##### Dataset extract #####

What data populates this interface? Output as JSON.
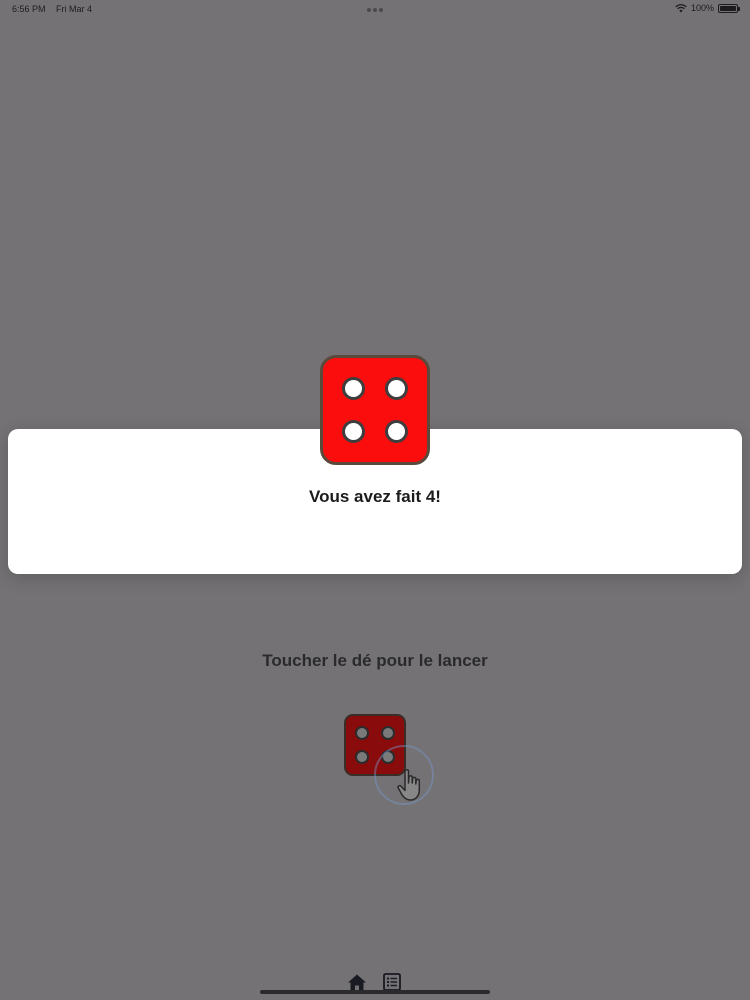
{
  "status_bar": {
    "time": "6:56 PM",
    "date": "Fri Mar 4",
    "battery": "100%"
  },
  "dialog": {
    "message": "Vous avez fait 4!",
    "die_value": 4,
    "die_color": "#fb0d0d"
  },
  "main": {
    "instruction": "Toucher le dé pour le lancer",
    "die_value": 4,
    "die_icon": "die-four-icon",
    "hint_icon": "tap-hand-icon"
  },
  "tab_bar": {
    "items": [
      {
        "icon": "home-icon"
      },
      {
        "icon": "list-icon"
      }
    ]
  },
  "colors": {
    "overlay_background": "#747274",
    "dialog_background": "#ffffff",
    "die_red": "#fb0d0d"
  }
}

#####

Drop the images and repeat the data exactly.

[Full answer]
What data populates this interface? Output as JSON.
{
  "status_bar": {
    "time": "6:56 PM",
    "date": "Fri Mar 4",
    "battery": "100%"
  },
  "dialog": {
    "message": "Vous avez fait 4!",
    "die_value": 4,
    "die_color": "#fb0d0d"
  },
  "main": {
    "instruction": "Toucher le dé pour le lancer",
    "die_value": 4,
    "die_icon": "die-four-icon",
    "hint_icon": "tap-hand-icon"
  },
  "tab_bar": {
    "items": [
      {
        "icon": "home-icon"
      },
      {
        "icon": "list-icon"
      }
    ]
  },
  "colors": {
    "overlay_background": "#747274",
    "dialog_background": "#ffffff",
    "die_red": "#fb0d0d"
  }
}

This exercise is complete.